Extracted records:
--- START ---

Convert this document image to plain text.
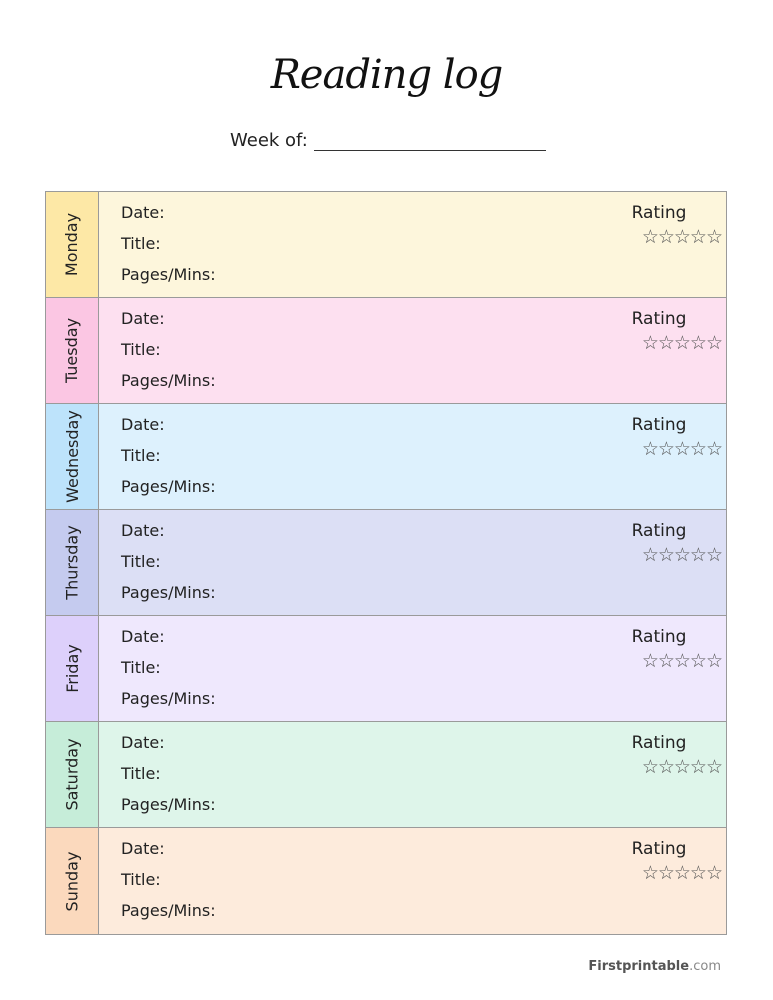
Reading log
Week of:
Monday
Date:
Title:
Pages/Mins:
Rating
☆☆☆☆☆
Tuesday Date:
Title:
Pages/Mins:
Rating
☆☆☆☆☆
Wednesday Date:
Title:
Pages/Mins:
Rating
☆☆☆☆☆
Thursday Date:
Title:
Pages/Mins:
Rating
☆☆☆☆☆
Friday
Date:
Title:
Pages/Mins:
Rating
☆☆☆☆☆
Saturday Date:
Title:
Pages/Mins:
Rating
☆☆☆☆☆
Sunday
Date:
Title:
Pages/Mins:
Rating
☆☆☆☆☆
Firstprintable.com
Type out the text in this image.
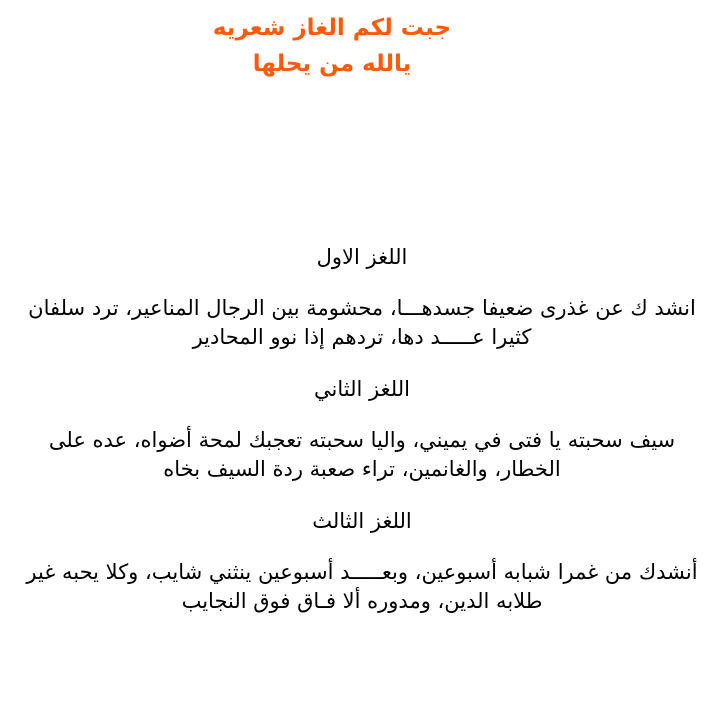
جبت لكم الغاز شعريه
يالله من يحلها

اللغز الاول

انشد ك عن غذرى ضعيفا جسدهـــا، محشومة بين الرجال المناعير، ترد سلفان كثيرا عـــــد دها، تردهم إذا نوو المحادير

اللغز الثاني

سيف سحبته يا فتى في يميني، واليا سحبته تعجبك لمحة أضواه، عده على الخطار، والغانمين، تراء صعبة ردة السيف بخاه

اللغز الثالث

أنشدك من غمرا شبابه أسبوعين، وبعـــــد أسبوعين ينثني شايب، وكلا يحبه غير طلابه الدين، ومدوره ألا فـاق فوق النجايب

--- END ---

* SHORT PROBLEM *
Take every line from the data above that holds "اللغز" and copy it out.

* PROBLEM SOLUTION *
اللغز الاول
اللغز الثاني
اللغز الثالث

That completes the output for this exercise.